-- Your objective --
Exactly repeat the material, dropping only the pictures.

-- Supplied records --
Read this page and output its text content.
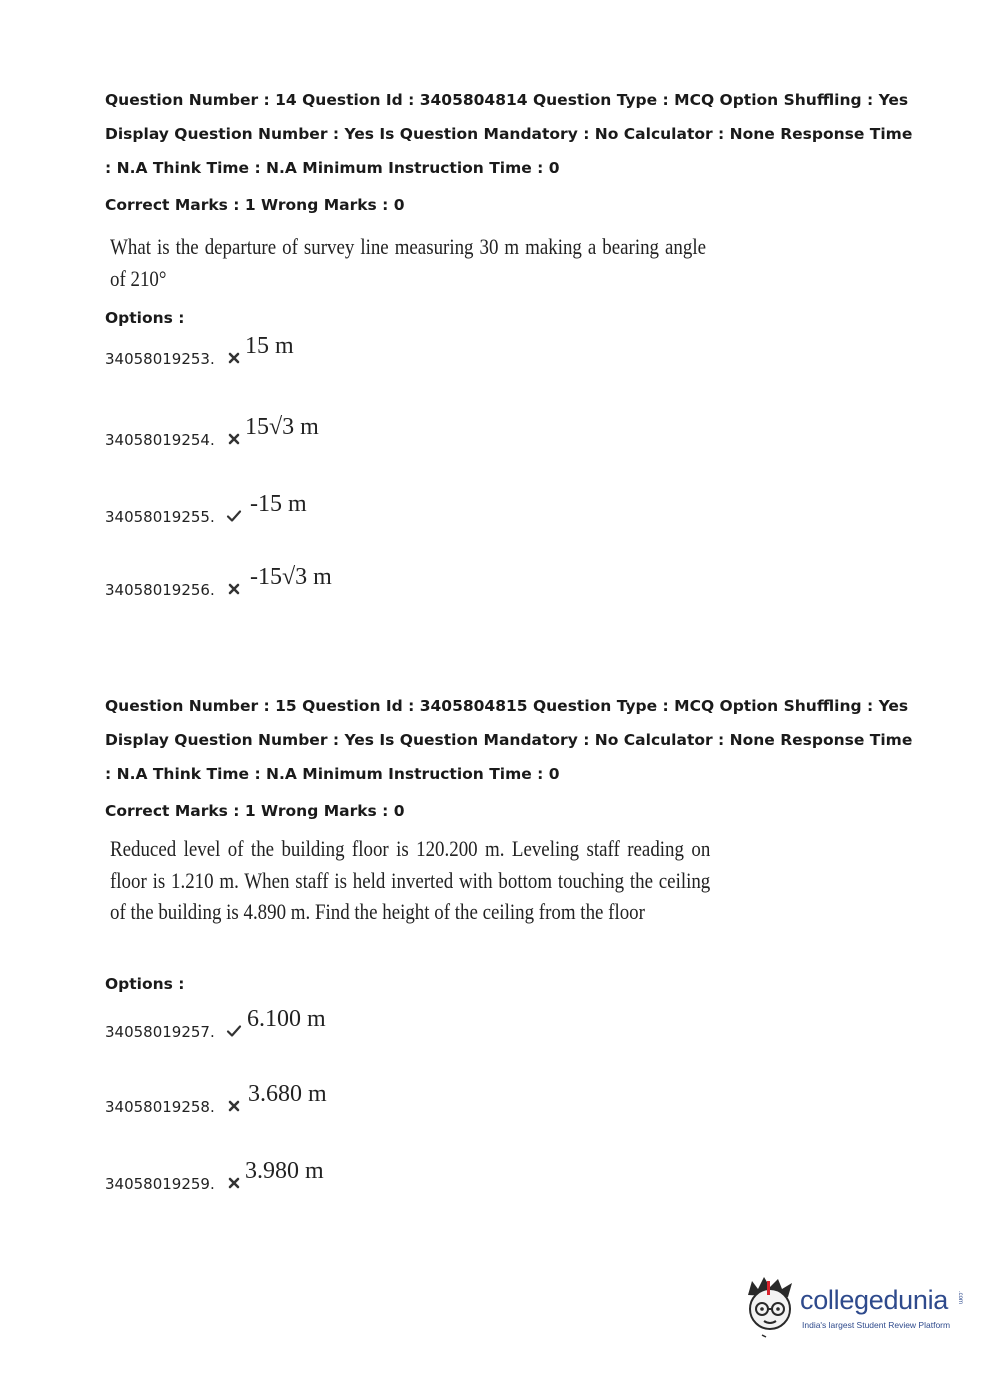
Question Number : 14 Question Id : 3405804814 Question Type : MCQ Option Shuffling : Yes Display Question Number : Yes Is Question Mandatory : No Calculator : None Response Time : N.A Think Time : N.A Minimum Instruction Time : 0
Correct Marks : 1 Wrong Marks : 0
What is the departure of survey line measuring 30 m making a bearing angle of 210°
Options :
34058019253. 15 m
34058019254. 15√3 m
34058019255. -15 m
34058019256. -15√3 m
Question Number : 15 Question Id : 3405804815 Question Type : MCQ Option Shuffling : Yes Display Question Number : Yes Is Question Mandatory : No Calculator : None Response Time : N.A Think Time : N.A Minimum Instruction Time : 0
Correct Marks : 1 Wrong Marks : 0
Reduced level of the building floor is 120.200 m. Leveling staff reading on floor is 1.210 m. When staff is held inverted with bottom touching the ceiling of the building is 4.890 m. Find the height of the ceiling from the floor
Options :
34058019257. 6.100 m
34058019258. 3.680 m
34058019259. 3.980 m
collegedunia .com
India's largest Student Review Platform
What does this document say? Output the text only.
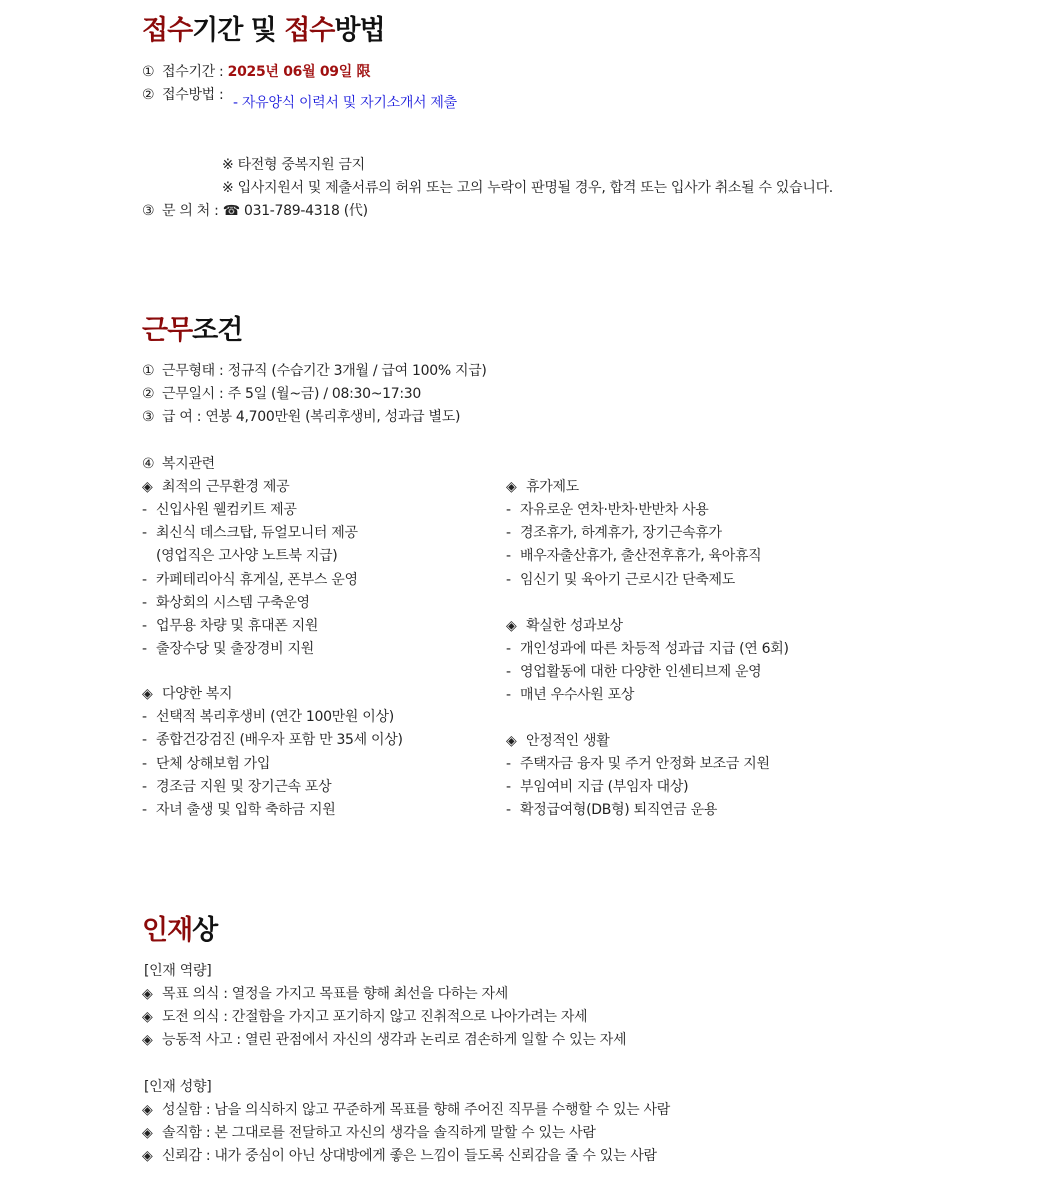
접수기간 및 접수방법
① 접수기간 : 2025년 06월 09일 限
② 접수방법 : - 자유양식 이력서 및 자기소개서 제출
※ 타전형 중복지원 금지
※ 입사지원서 및 제출서류의 허위 또는 고의 누락이 판명될 경우, 합격 또는 입사가 취소될 수 있습니다.
③ 문 의 처 : ☎ 031-789-4318 (代)
근무조건
① 근무형태 : 정규직 (수습기간 3개월 / 급여 100% 지급)
② 근무일시 : 주 5일 (월~금) / 08:30~17:30
③ 급 여 : 연봉 4,700만원 (복리후생비, 성과급 별도)
④ 복지관련
◈ 최적의 근무환경 제공
- 신입사원 웰컴키트 제공
- 최신식 데스크탑, 듀얼모니터 제공
(영업직은 고사양 노트북 지급)
- 카페테리아식 휴게실, 폰부스 운영
- 화상회의 시스템 구축운영
- 업무용 차량 및 휴대폰 지원
- 출장수당 및 출장경비 지원
◈ 다양한 복지
- 선택적 복리후생비 (연간 100만원 이상)
- 종합건강검진 (배우자 포함 만 35세 이상)
- 단체 상해보험 가입
- 경조금 지원 및 장기근속 포상
- 자녀 출생 및 입학 축하금 지원
◈ 휴가제도
- 자유로운 연차·반차·반반차 사용
- 경조휴가, 하계휴가, 장기근속휴가
- 배우자출산휴가, 출산전후휴가, 육아휴직
- 임신기 및 육아기 근로시간 단축제도
◈ 확실한 성과보상
- 개인성과에 따른 차등적 성과급 지급 (연 6회)
- 영업활동에 대한 다양한 인센티브제 운영
- 매년 우수사원 포상
◈ 안정적인 생활
- 주택자금 융자 및 주거 안정화 보조금 지원
- 부임여비 지급 (부임자 대상)
- 확정급여형(DB형) 퇴직연금 운용
인재상
[인재 역량]
◈ 목표 의식 : 열정을 가지고 목표를 향해 최선을 다하는 자세
◈ 도전 의식 : 간절함을 가지고 포기하지 않고 진취적으로 나아가려는 자세
◈ 능동적 사고 : 열린 관점에서 자신의 생각과 논리로 겸손하게 일할 수 있는 자세
[인재 성향]
◈ 성실함 : 남을 의식하지 않고 꾸준하게 목표를 향해 주어진 직무를 수행할 수 있는 사람
◈ 솔직함 : 본 그대로를 전달하고 자신의 생각을 솔직하게 말할 수 있는 사람
◈ 신뢰감 : 내가 중심이 아닌 상대방에게 좋은 느낌이 들도록 신뢰감을 줄 수 있는 사람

-- Result --
Read this page and output its text content.
Question Number : 14 Question Id : 3405804814 Question Type : MCQ Option Shuffling : Yes Display Question Number : Yes Is Question Mandatory : No Calculator : None Response Time : N.A Think Time : N.A Minimum Instruction Time : 0
Correct Marks : 1 Wrong Marks : 0
What is the departure of survey line measuring 30 m making a bearing angle of 210°
Options :
34058019253. 15 m
34058019254. 15√3 m
34058019255. -15 m
34058019256. -15√3 m
Question Number : 15 Question Id : 3405804815 Question Type : MCQ Option Shuffling : Yes Display Question Number : Yes Is Question Mandatory : No Calculator : None Response Time : N.A Think Time : N.A Minimum Instruction Time : 0
Correct Marks : 1 Wrong Marks : 0
Reduced level of the building floor is 120.200 m. Leveling staff reading on floor is 1.210 m. When staff is held inverted with bottom touching the ceiling of the building is 4.890 m. Find the height of the ceiling from the floor
Options :
34058019257. 6.100 m
34058019258. 3.680 m
34058019259. 3.980 m
collegedunia .com
India's largest Student Review Platform
What does this document say? Output the text only.
접수기간 및 접수방법
① 접수기간 : 2025년 06월 09일 限
② 접수방법 : - 자유양식 이력서 및 자기소개서 제출
※ 타전형 중복지원 금지
※ 입사지원서 및 제출서류의 허위 또는 고의 누락이 판명될 경우, 합격 또는 입사가 취소될 수 있습니다.
③ 문 의 처 : ☎ 031-789-4318 (代)
근무조건
① 근무형태 : 정규직 (수습기간 3개월 / 급여 100% 지급)
② 근무일시 : 주 5일 (월~금) / 08:30~17:30
③ 급 여 : 연봉 4,700만원 (복리후생비, 성과급 별도)
④ 복지관련
◈ 최적의 근무환경 제공
- 신입사원 웰컴키트 제공
- 최신식 데스크탑, 듀얼모니터 제공
(영업직은 고사양 노트북 지급)
- 카페테리아식 휴게실, 폰부스 운영
- 화상회의 시스템 구축운영
- 업무용 차량 및 휴대폰 지원
- 출장수당 및 출장경비 지원
◈ 다양한 복지
- 선택적 복리후생비 (연간 100만원 이상)
- 종합건강검진 (배우자 포함 만 35세 이상)
- 단체 상해보험 가입
- 경조금 지원 및 장기근속 포상
- 자녀 출생 및 입학 축하금 지원
◈ 휴가제도
- 자유로운 연차·반차·반반차 사용
- 경조휴가, 하계휴가, 장기근속휴가
- 배우자출산휴가, 출산전후휴가, 육아휴직
- 임신기 및 육아기 근로시간 단축제도
◈ 확실한 성과보상
- 개인성과에 따른 차등적 성과급 지급 (연 6회)
- 영업활동에 대한 다양한 인센티브제 운영
- 매년 우수사원 포상
◈ 안정적인 생활
- 주택자금 융자 및 주거 안정화 보조금 지원
- 부임여비 지급 (부임자 대상)
- 확정급여형(DB형) 퇴직연금 운용
인재상
[인재 역량]
◈ 목표 의식 : 열정을 가지고 목표를 향해 최선을 다하는 자세
◈ 도전 의식 : 간절함을 가지고 포기하지 않고 진취적으로 나아가려는 자세
◈ 능동적 사고 : 열린 관점에서 자신의 생각과 논리로 겸손하게 일할 수 있는 자세
[인재 성향]
◈ 성실함 : 남을 의식하지 않고 꾸준하게 목표를 향해 주어진 직무를 수행할 수 있는 사람
◈ 솔직함 : 본 그대로를 전달하고 자신의 생각을 솔직하게 말할 수 있는 사람
◈ 신뢰감 : 내가 중심이 아닌 상대방에게 좋은 느낌이 들도록 신뢰감을 줄 수 있는 사람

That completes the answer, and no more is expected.